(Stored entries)

-*-

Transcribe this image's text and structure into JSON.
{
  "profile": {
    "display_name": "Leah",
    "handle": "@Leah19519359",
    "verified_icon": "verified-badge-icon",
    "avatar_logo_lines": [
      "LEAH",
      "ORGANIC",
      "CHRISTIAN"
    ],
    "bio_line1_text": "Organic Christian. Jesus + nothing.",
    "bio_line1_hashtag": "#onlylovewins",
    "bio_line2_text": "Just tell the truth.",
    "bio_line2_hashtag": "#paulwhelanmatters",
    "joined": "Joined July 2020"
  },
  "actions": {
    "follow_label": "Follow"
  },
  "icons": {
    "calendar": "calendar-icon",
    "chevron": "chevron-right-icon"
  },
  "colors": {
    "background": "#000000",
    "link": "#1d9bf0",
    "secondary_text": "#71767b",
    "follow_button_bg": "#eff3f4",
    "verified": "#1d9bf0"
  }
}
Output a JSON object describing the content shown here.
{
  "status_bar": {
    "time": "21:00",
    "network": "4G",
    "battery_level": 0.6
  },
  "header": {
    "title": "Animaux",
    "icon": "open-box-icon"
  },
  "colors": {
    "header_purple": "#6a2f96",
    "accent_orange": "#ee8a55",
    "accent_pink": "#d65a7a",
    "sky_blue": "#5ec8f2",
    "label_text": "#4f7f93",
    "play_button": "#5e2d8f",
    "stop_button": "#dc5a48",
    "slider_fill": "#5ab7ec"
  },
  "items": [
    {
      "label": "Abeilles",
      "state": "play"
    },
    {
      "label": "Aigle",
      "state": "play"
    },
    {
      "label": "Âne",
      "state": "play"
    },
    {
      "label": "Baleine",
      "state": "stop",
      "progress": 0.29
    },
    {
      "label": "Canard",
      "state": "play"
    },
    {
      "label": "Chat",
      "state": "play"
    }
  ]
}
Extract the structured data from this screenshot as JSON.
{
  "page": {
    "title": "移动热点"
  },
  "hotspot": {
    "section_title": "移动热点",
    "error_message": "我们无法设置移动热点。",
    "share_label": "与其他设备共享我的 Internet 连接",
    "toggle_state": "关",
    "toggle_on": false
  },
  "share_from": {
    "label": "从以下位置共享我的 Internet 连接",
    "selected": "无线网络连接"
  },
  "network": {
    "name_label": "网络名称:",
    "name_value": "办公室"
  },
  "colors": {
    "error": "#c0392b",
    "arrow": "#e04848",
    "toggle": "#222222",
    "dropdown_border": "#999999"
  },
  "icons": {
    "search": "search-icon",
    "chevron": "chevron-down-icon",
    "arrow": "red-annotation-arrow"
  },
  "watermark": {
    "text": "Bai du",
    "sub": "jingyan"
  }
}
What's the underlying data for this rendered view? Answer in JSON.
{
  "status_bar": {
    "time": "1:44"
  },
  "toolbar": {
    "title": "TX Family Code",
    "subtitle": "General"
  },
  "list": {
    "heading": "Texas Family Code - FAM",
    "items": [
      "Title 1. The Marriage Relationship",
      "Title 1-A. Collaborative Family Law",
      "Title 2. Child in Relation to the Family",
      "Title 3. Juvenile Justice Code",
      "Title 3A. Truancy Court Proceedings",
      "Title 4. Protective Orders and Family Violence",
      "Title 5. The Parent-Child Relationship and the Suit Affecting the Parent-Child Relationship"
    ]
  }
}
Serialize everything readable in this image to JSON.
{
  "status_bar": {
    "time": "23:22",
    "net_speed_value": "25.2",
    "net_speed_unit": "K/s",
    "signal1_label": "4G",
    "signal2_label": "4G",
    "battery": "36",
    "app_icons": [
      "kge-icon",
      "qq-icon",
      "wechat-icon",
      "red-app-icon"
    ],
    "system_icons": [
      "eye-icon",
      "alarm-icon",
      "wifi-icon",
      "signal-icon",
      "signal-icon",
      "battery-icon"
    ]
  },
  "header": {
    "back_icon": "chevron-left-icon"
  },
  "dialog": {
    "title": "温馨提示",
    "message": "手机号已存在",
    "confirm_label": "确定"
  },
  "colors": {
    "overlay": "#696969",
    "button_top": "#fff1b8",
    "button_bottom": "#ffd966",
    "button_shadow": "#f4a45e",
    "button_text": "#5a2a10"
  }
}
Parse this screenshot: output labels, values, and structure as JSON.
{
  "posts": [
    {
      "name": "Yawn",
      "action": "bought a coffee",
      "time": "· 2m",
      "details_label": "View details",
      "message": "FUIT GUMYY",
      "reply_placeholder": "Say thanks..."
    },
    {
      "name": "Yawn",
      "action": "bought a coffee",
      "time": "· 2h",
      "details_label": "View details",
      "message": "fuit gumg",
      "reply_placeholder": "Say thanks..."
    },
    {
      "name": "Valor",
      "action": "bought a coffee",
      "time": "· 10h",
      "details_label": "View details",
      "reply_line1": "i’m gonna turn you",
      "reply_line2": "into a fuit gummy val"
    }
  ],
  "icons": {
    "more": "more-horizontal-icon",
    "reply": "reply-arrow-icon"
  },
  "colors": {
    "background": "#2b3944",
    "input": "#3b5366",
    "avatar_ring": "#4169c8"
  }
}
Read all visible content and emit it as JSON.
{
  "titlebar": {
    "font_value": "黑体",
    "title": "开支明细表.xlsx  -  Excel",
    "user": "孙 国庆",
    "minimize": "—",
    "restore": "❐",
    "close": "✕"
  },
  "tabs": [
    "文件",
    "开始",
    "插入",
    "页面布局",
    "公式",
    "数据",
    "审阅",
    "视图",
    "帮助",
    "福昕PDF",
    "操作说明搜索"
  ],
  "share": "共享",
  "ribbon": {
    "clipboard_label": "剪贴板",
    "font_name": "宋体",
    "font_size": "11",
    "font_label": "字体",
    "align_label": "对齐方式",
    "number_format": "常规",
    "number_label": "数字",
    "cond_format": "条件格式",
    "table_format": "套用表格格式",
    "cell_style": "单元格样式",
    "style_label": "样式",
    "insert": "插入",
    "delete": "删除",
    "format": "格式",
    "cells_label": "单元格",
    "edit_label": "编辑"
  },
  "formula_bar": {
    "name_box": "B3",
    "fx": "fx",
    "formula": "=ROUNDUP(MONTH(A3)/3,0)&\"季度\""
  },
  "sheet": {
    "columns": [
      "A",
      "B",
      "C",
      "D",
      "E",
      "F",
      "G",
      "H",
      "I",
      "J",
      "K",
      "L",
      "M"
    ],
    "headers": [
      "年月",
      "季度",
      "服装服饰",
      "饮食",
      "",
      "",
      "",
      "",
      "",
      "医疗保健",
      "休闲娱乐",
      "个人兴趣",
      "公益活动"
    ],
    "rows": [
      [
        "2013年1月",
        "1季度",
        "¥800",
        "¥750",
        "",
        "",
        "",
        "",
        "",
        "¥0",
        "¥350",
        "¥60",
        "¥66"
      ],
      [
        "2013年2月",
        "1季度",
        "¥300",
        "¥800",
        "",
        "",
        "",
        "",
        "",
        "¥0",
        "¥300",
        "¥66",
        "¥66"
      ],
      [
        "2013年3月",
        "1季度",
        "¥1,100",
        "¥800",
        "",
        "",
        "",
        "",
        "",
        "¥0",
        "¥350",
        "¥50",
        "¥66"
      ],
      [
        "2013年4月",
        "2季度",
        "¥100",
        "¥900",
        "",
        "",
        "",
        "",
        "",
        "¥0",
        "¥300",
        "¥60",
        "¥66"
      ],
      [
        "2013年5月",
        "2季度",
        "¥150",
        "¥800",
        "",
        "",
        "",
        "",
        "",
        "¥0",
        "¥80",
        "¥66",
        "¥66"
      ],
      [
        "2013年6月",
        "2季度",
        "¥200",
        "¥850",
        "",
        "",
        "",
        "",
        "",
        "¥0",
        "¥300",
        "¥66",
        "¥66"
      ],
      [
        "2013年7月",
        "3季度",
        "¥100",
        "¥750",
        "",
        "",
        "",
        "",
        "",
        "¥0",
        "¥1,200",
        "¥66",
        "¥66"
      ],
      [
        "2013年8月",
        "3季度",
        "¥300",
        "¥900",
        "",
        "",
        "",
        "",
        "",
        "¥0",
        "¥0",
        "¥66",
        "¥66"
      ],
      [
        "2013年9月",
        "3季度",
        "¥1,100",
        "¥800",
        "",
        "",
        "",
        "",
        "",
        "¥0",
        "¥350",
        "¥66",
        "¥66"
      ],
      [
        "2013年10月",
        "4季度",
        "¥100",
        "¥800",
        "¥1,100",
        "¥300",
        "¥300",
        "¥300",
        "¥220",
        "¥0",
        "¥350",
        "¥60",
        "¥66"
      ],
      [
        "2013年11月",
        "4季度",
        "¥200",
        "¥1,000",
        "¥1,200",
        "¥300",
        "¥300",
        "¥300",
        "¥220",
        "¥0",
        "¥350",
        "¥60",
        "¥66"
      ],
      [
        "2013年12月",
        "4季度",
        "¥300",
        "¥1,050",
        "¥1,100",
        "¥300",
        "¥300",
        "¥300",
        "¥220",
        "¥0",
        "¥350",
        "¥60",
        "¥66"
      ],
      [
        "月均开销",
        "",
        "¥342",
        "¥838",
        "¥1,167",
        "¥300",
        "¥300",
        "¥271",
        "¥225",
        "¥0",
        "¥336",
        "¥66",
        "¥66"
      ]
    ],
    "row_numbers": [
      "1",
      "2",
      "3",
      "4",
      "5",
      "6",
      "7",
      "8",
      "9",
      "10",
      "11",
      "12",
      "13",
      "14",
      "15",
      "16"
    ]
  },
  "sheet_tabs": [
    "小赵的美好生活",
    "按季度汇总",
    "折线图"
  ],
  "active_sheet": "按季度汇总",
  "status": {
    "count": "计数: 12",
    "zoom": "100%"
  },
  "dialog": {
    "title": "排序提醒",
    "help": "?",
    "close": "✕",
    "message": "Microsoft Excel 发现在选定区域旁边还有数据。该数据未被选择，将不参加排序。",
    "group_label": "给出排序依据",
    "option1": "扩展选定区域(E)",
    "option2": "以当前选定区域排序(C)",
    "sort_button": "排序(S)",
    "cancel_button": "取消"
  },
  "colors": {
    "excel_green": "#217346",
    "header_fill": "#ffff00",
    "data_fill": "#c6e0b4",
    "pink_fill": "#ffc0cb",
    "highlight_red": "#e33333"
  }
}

-*-

▶ What to produce:
Select and copy every line of the material that holds the string "screenshot".

▶ Written answer:
Extract the structured data from this screenshot as JSON.
Parse this screenshot: output labels, values, and structure as JSON.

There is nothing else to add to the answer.